Short problem
The entries below are to be repeated exactly as they stand.

Provided entries
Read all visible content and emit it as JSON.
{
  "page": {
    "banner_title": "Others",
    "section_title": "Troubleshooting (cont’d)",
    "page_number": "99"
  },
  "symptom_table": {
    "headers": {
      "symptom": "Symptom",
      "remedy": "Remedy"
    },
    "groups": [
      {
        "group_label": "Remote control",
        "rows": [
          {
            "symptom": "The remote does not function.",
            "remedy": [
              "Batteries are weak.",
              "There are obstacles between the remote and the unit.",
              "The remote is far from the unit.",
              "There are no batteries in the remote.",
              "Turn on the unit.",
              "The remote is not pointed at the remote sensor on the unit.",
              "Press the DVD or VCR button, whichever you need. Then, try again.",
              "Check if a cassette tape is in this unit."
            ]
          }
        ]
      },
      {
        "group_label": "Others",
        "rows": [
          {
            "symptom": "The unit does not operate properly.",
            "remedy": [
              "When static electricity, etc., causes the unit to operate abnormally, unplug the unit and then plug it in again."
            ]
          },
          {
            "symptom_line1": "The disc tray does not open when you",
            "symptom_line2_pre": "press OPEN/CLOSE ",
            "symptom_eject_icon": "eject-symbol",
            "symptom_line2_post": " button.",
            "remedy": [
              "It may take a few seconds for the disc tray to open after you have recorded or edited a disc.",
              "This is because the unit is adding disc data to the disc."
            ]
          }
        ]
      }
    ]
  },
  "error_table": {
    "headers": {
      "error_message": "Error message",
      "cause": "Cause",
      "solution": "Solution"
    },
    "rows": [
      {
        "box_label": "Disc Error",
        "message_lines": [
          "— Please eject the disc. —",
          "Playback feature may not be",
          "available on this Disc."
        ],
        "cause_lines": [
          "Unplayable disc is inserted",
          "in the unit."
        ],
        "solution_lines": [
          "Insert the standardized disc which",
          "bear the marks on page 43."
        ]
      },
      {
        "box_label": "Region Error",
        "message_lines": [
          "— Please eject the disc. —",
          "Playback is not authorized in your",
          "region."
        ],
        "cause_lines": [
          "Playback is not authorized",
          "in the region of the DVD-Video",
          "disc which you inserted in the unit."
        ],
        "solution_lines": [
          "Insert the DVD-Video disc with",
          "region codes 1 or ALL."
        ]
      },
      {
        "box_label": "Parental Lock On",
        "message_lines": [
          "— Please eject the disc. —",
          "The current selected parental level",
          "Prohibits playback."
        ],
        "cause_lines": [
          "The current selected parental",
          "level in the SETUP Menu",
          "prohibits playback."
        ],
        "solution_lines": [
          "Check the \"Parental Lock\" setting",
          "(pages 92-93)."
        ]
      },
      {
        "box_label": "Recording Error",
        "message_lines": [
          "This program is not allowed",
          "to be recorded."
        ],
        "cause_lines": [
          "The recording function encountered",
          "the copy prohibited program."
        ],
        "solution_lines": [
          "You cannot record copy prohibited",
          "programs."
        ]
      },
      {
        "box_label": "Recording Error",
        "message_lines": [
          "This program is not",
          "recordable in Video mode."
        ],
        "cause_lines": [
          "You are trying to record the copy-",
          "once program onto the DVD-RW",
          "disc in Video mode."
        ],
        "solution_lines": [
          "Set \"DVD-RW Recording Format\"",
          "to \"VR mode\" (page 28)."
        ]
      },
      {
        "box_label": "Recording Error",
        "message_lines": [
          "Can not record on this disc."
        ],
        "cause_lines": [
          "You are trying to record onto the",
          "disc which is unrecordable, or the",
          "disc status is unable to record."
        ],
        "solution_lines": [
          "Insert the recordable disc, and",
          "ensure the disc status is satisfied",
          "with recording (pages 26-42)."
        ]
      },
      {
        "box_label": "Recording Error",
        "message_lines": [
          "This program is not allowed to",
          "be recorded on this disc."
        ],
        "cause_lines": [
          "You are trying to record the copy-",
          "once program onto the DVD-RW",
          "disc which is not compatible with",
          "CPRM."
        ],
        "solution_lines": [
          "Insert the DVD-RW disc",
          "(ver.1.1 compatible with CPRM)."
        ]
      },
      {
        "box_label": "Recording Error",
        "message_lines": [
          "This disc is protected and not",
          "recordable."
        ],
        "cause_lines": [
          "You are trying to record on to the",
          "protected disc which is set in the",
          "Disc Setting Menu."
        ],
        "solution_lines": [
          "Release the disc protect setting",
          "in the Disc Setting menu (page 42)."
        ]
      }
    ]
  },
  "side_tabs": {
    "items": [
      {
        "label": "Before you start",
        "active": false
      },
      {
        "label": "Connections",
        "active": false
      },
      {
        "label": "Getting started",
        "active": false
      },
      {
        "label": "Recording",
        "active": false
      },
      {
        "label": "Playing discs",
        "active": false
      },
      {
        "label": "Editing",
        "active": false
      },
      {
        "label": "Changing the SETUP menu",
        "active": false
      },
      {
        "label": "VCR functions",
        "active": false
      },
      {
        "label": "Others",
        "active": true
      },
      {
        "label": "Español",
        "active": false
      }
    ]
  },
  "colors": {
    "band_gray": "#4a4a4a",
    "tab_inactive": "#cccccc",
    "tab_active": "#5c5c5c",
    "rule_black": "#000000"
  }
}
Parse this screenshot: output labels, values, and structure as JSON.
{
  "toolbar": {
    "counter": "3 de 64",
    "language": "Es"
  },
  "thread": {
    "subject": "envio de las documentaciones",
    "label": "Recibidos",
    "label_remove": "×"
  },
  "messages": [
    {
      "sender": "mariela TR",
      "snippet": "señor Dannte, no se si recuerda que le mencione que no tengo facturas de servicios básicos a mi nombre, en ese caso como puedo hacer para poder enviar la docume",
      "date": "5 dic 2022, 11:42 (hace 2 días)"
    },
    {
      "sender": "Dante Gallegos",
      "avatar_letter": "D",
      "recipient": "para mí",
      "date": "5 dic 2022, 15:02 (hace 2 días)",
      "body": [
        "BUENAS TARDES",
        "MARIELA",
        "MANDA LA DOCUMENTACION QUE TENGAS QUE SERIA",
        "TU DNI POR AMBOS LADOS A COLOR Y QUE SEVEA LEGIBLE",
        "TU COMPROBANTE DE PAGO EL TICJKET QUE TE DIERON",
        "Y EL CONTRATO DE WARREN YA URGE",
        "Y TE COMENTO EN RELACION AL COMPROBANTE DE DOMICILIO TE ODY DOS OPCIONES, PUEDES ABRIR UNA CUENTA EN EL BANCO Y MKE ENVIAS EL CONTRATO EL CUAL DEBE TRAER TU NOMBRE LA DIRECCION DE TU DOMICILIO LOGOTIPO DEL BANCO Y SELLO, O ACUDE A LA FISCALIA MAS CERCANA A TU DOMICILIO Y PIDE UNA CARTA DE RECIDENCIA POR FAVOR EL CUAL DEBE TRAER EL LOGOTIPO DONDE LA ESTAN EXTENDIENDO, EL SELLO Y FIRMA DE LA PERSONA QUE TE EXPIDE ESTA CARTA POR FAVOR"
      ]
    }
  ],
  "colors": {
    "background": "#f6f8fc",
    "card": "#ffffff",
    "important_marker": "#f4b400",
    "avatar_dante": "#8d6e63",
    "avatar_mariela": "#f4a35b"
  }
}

Answer to the exercise
Read all visible content and emit it as JSON.
{
  "page": {
    "banner_title": "Others",
    "section_title": "Troubleshooting (cont’d)",
    "page_number": "99"
  },
  "symptom_table": {
    "headers": {
      "symptom": "Symptom",
      "remedy": "Remedy"
    },
    "groups": [
      {
        "group_label": "Remote control",
        "rows": [
          {
            "symptom": "The remote does not function.",
            "remedy": [
              "Batteries are weak.",
              "There are obstacles between the remote and the unit.",
              "The remote is far from the unit.",
              "There are no batteries in the remote.",
              "Turn on the unit.",
              "The remote is not pointed at the remote sensor on the unit.",
              "Press the DVD or VCR button, whichever you need. Then, try again.",
              "Check if a cassette tape is in this unit."
            ]
          }
        ]
      },
      {
        "group_label": "Others",
        "rows": [
          {
            "symptom": "The unit does not operate properly.",
            "remedy": [
              "When static electricity, etc., causes the unit to operate abnormally, unplug the unit and then plug it in again."
            ]
          },
          {
            "symptom_line1": "The disc tray does not open when you",
            "symptom_line2_pre": "press OPEN/CLOSE ",
            "symptom_eject_icon": "eject-symbol",
            "symptom_line2_post": " button.",
            "remedy": [
              "It may take a few seconds for the disc tray to open after you have recorded or edited a disc.",
              "This is because the unit is adding disc data to the disc."
            ]
          }
        ]
      }
    ]
  },
  "error_table": {
    "headers": {
      "error_message": "Error message",
      "cause": "Cause",
      "solution": "Solution"
    },
    "rows": [
      {
        "box_label": "Disc Error",
        "message_lines": [
          "— Please eject the disc. —",
          "Playback feature may not be",
          "available on this Disc."
        ],
        "cause_lines": [
          "Unplayable disc is inserted",
          "in the unit."
        ],
        "solution_lines": [
          "Insert the standardized disc which",
          "bear the marks on page 43."
        ]
      },
      {
        "box_label": "Region Error",
        "message_lines": [
          "— Please eject the disc. —",
          "Playback is not authorized in your",
          "region."
        ],
        "cause_lines": [
          "Playback is not authorized",
          "in the region of the DVD-Video",
          "disc which you inserted in the unit."
        ],
        "solution_lines": [
          "Insert the DVD-Video disc with",
          "region codes 1 or ALL."
        ]
      },
      {
        "box_label": "Parental Lock On",
        "message_lines": [
          "— Please eject the disc. —",
          "The current selected parental level",
          "Prohibits playback."
        ],
        "cause_lines": [
          "The current selected parental",
          "level in the SETUP Menu",
          "prohibits playback."
        ],
        "solution_lines": [
          "Check the \"Parental Lock\" setting",
          "(pages 92-93)."
        ]
      },
      {
        "box_label": "Recording Error",
        "message_lines": [
          "This program is not allowed",
          "to be recorded."
        ],
        "cause_lines": [
          "The recording function encountered",
          "the copy prohibited program."
        ],
        "solution_lines": [
          "You cannot record copy prohibited",
          "programs."
        ]
      },
      {
        "box_label": "Recording Error",
        "message_lines": [
          "This program is not",
          "recordable in Video mode."
        ],
        "cause_lines": [
          "You are trying to record the copy-",
          "once program onto the DVD-RW",
          "disc in Video mode."
        ],
        "solution_lines": [
          "Set \"DVD-RW Recording Format\"",
          "to \"VR mode\" (page 28)."
        ]
      },
      {
        "box_label": "Recording Error",
        "message_lines": [
          "Can not record on this disc."
        ],
        "cause_lines": [
          "You are trying to record onto the",
          "disc which is unrecordable, or the",
          "disc status is unable to record."
        ],
        "solution_lines": [
          "Insert the recordable disc, and",
          "ensure the disc status is satisfied",
          "with recording (pages 26-42)."
        ]
      },
      {
        "box_label": "Recording Error",
        "message_lines": [
          "This program is not allowed to",
          "be recorded on this disc."
        ],
        "cause_lines": [
          "You are trying to record the copy-",
          "once program onto the DVD-RW",
          "disc which is not compatible with",
          "CPRM."
        ],
        "solution_lines": [
          "Insert the DVD-RW disc",
          "(ver.1.1 compatible with CPRM)."
        ]
      },
      {
        "box_label": "Recording Error",
        "message_lines": [
          "This disc is protected and not",
          "recordable."
        ],
        "cause_lines": [
          "You are trying to record on to the",
          "protected disc which is set in the",
          "Disc Setting Menu."
        ],
        "solution_lines": [
          "Release the disc protect setting",
          "in the Disc Setting menu (page 42)."
        ]
      }
    ]
  },
  "side_tabs": {
    "items": [
      {
        "label": "Before you start",
        "active": false
      },
      {
        "label": "Connections",
        "active": false
      },
      {
        "label": "Getting started",
        "active": false
      },
      {
        "label": "Recording",
        "active": false
      },
      {
        "label": "Playing discs",
        "active": false
      },
      {
        "label": "Editing",
        "active": false
      },
      {
        "label": "Changing the SETUP menu",
        "active": false
      },
      {
        "label": "VCR functions",
        "active": false
      },
      {
        "label": "Others",
        "active": true
      },
      {
        "label": "Español",
        "active": false
      }
    ]
  },
  "colors": {
    "band_gray": "#4a4a4a",
    "tab_inactive": "#cccccc",
    "tab_active": "#5c5c5c",
    "rule_black": "#000000"
  }
}
Parse this screenshot: output labels, values, and structure as JSON.
{
  "toolbar": {
    "counter": "3 de 64",
    "language": "Es"
  },
  "thread": {
    "subject": "envio de las documentaciones",
    "label": "Recibidos",
    "label_remove": "×"
  },
  "messages": [
    {
      "sender": "mariela TR",
      "snippet": "señor Dannte, no se si recuerda que le mencione que no tengo facturas de servicios básicos a mi nombre, en ese caso como puedo hacer para poder enviar la docume",
      "date": "5 dic 2022, 11:42 (hace 2 días)"
    },
    {
      "sender": "Dante Gallegos",
      "avatar_letter": "D",
      "recipient": "para mí",
      "date": "5 dic 2022, 15:02 (hace 2 días)",
      "body": [
        "BUENAS TARDES",
        "MARIELA",
        "MANDA LA DOCUMENTACION QUE TENGAS QUE SERIA",
        "TU DNI POR AMBOS LADOS A COLOR Y QUE SEVEA LEGIBLE",
        "TU COMPROBANTE DE PAGO EL TICJKET QUE TE DIERON",
        "Y EL CONTRATO DE WARREN YA URGE",
        "Y TE COMENTO EN RELACION AL COMPROBANTE DE DOMICILIO TE ODY DOS OPCIONES, PUEDES ABRIR UNA CUENTA EN EL BANCO Y MKE ENVIAS EL CONTRATO EL CUAL DEBE TRAER TU NOMBRE LA DIRECCION DE TU DOMICILIO LOGOTIPO DEL BANCO Y SELLO, O ACUDE A LA FISCALIA MAS CERCANA A TU DOMICILIO Y PIDE UNA CARTA DE RECIDENCIA POR FAVOR EL CUAL DEBE TRAER EL LOGOTIPO DONDE LA ESTAN EXTENDIENDO, EL SELLO Y FIRMA DE LA PERSONA QUE TE EXPIDE ESTA CARTA POR FAVOR"
      ]
    }
  ],
  "colors": {
    "background": "#f6f8fc",
    "card": "#ffffff",
    "important_marker": "#f4b400",
    "avatar_dante": "#8d6e63",
    "avatar_mariela": "#f4a35b"
  }
}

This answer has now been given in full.